BEGIN RECORDS SHOWN

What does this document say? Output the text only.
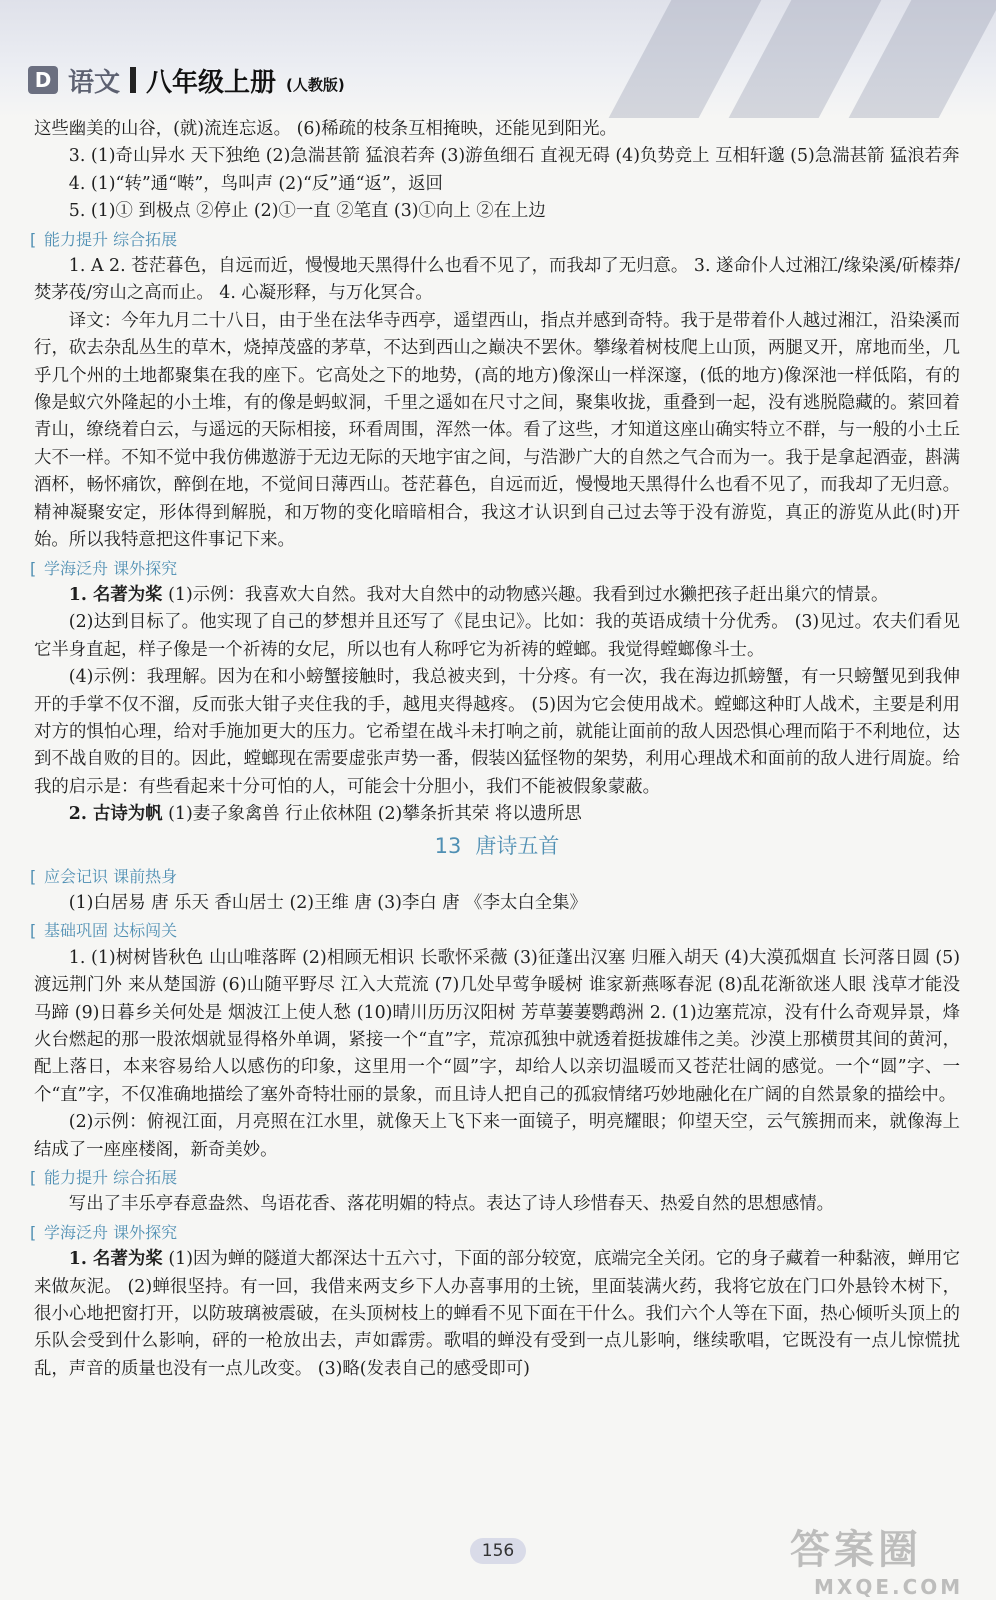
D 语文 八年级上册 (人教版)

这些幽美的山谷，(就)流连忘返。 (6)稀疏的枝条互相掩映，还能见到阳光。

3. (1)奇山异水 天下独绝 (2)急湍甚箭 猛浪若奔 (3)游鱼细石 直视无碍 (4)负势竞上 互相轩邈 (5)急湍甚箭 猛浪若奔

4. (1)“转”通“啭”，鸟叫声 (2)“反”通“返”，返回

5. (1)① 到极点 ②停止 (2)①一直 ②笔直 (3)①向上 ②在上边

[ 能力提升 综合拓展

1. A 2. 苍茫暮色，自远而近，慢慢地天黑得什么也看不见了，而我却了无归意。 3. 遂命仆人过湘江/缘染溪/斫榛莽/焚茅茷/穷山之高而止。 4. 心凝形释，与万化冥合。

译文：今年九月二十八日，由于坐在法华寺西亭，遥望西山，指点并感到奇特。我于是带着仆人越过湘江，沿染溪而行，砍去杂乱丛生的草木，烧掉茂盛的茅草，不达到西山之巅决不罢休。攀缘着树枝爬上山顶，两腿叉开，席地而坐，几乎几个州的土地都聚集在我的座下。它高处之下的地势，(高的地方)像深山一样深邃，(低的地方)像深池一样低陷，有的像是蚁穴外隆起的小土堆，有的像是蚂蚁洞，千里之遥如在尺寸之间，聚集收拢，重叠到一起，没有逃脱隐藏的。萦回着青山，缭绕着白云，与遥远的天际相接，环看周围，浑然一体。看了这些，才知道这座山确实特立不群，与一般的小土丘大不一样。不知不觉中我仿佛遨游于无边无际的天地宇宙之间，与浩渺广大的自然之气合而为一。我于是拿起酒壶，斟满酒杯，畅怀痛饮，醉倒在地，不觉间日薄西山。苍茫暮色，自远而近，慢慢地天黑得什么也看不见了，而我却了无归意。精神凝聚安定，形体得到解脱，和万物的变化暗暗相合，我这才认识到自己过去等于没有游览，真正的游览从此(时)开始。所以我特意把这件事记下来。

[ 学海泛舟 课外探究

1. 名著为桨 (1)示例：我喜欢大自然。我对大自然中的动物感兴趣。我看到过水獭把孩子赶出巢穴的情景。

(2)达到目标了。他实现了自己的梦想并且还写了《昆虫记》。比如：我的英语成绩十分优秀。 (3)见过。农夫们看见它半身直起，样子像是一个祈祷的女尼，所以也有人称呼它为祈祷的螳螂。我觉得螳螂像斗士。

(4)示例：我理解。因为在和小螃蟹接触时，我总被夹到，十分疼。有一次，我在海边抓螃蟹，有一只螃蟹见到我伸开的手掌不仅不溜，反而张大钳子夹住我的手，越甩夹得越疼。 (5)因为它会使用战术。螳螂这种盯人战术，主要是利用对方的惧怕心理，给对手施加更大的压力。它希望在战斗未打响之前，就能让面前的敌人因恐惧心理而陷于不利地位，达到不战自败的目的。因此，螳螂现在需要虚张声势一番，假装凶猛怪物的架势，利用心理战术和面前的敌人进行周旋。给我的启示是：有些看起来十分可怕的人，可能会十分胆小，我们不能被假象蒙蔽。

2. 古诗为帆 (1)妻子象禽兽 行止依林阻 (2)攀条折其荣 将以遗所思

13 唐诗五首
[ 应会记识 课前热身

(1)白居易 唐 乐天 香山居士 (2)王维 唐 (3)李白 唐 《李太白全集》

[ 基础巩固 达标闯关

1. (1)树树皆秋色 山山唯落晖 (2)相顾无相识 长歌怀采薇 (3)征蓬出汉塞 归雁入胡天 (4)大漠孤烟直 长河落日圆 (5)渡远荆门外 来从楚国游 (6)山随平野尽 江入大荒流 (7)几处早莺争暖树 谁家新燕啄春泥 (8)乱花渐欲迷人眼 浅草才能没马蹄 (9)日暮乡关何处是 烟波江上使人愁 (10)晴川历历汉阳树 芳草萋萋鹦鹉洲 2. (1)边塞荒凉，没有什么奇观异景，烽火台燃起的那一股浓烟就显得格外单调，紧接一个“直”字，荒凉孤独中就透着挺拔雄伟之美。沙漠上那横贯其间的黄河，配上落日，本来容易给人以感伤的印象，这里用一个“圆”字，却给人以亲切温暖而又苍茫壮阔的感觉。一个“圆”字、一个“直”字，不仅准确地描绘了塞外奇特壮丽的景象，而且诗人把自己的孤寂情绪巧妙地融化在广阔的自然景象的描绘中。

(2)示例：俯视江面，月亮照在江水里，就像天上飞下来一面镜子，明亮耀眼；仰望天空，云气簇拥而来，就像海上结成了一座座楼阁，新奇美妙。

[ 能力提升 综合拓展

写出了丰乐亭春意盎然、鸟语花香、落花明媚的特点。表达了诗人珍惜春天、热爱自然的思想感情。

[ 学海泛舟 课外探究

1. 名著为桨 (1)因为蝉的隧道大都深达十五六寸，下面的部分较宽，底端完全关闭。它的身子藏着一种黏液，蝉用它来做灰泥。 (2)蝉很坚持。有一回，我借来两支乡下人办喜事用的土铳，里面装满火药，我将它放在门口外悬铃木树下，很小心地把窗打开，以防玻璃被震破，在头顶树枝上的蝉看不见下面在干什么。我们六个人等在下面，热心倾听头顶上的乐队会受到什么影响，砰的一枪放出去，声如霹雳。歌唱的蝉没有受到一点儿影响，继续歌唱，它既没有一点儿惊慌扰乱，声音的质量也没有一点儿改变。 (3)略(发表自己的感受即可)

156	答案圈
MXQE.COM
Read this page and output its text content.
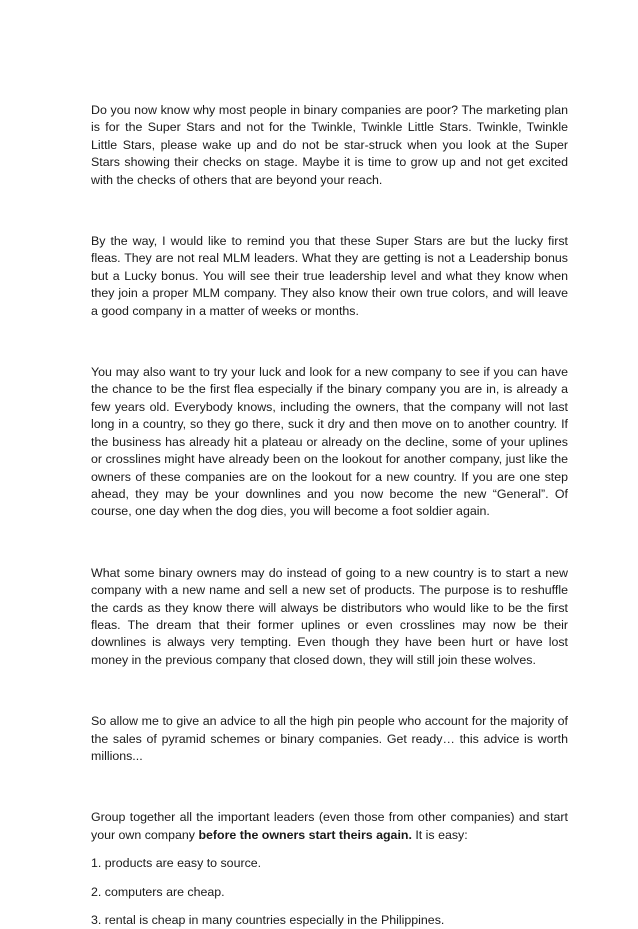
Do you now know why most people in binary companies are poor? The marketing plan is for the Super Stars and not for the Twinkle, Twinkle Little Stars. Twinkle, Twinkle Little Stars, please wake up and do not be star-struck when you look at the Super Stars showing their checks on stage. Maybe it is time to grow up and not get excited with the checks of others that are beyond your reach.

By the way, I would like to remind you that these Super Stars are but the lucky first fleas. They are not real MLM leaders. What they are getting is not a Leadership bonus but a Lucky bonus. You will see their true leadership level and what they know when they join a proper MLM company. They also know their own true colors, and will leave a good company in a matter of weeks or months.

You may also want to try your luck and look for a new company to see if you can have the chance to be the first flea especially if the binary company you are in, is already a few years old. Everybody knows, including the owners, that the company will not last long in a country, so they go there, suck it dry and then move on to another country. If the business has already hit a plateau or already on the decline, some of your uplines or crosslines might have already been on the lookout for another company, just like the owners of these companies are on the lookout for a new country. If you are one step ahead, they may be your downlines and you now become the new “General”. Of course, one day when the dog dies, you will become a foot soldier again.

What some binary owners may do instead of going to a new country is to start a new company with a new name and sell a new set of products. The purpose is to reshuffle the cards as they know there will always be distributors who would like to be the first fleas. The dream that their former uplines or even crosslines may now be their downlines is always very tempting. Even though they have been hurt or have lost money in the previous company that closed down, they will still join these wolves.

So allow me to give an advice to all the high pin people who account for the majority of the sales of pyramid schemes or binary companies. Get ready… this advice is worth millions...

Group together all the important leaders (even those from other companies) and start your own company before the owners start theirs again. It is easy:

1. products are easy to source.

2. computers are cheap.

3. rental is cheap in many countries especially in the Philippines.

END RECORDS SHOWN

§ TO DO:
Copy in full each line that holds the word "products".

§ COMPLETE ANSWER:
What some binary owners may do instead of going to a new country is to start a new company with a new name and sell a new set of products. The purpose is to reshuffle the cards as they know there will always be distributors who would like to be the first fleas. The dream that their former uplines or even crosslines may now be their downlines is always very tempting. Even though they have been hurt or have lost money in the previous company that closed down, they will still join these wolves.
1. products are easy to source.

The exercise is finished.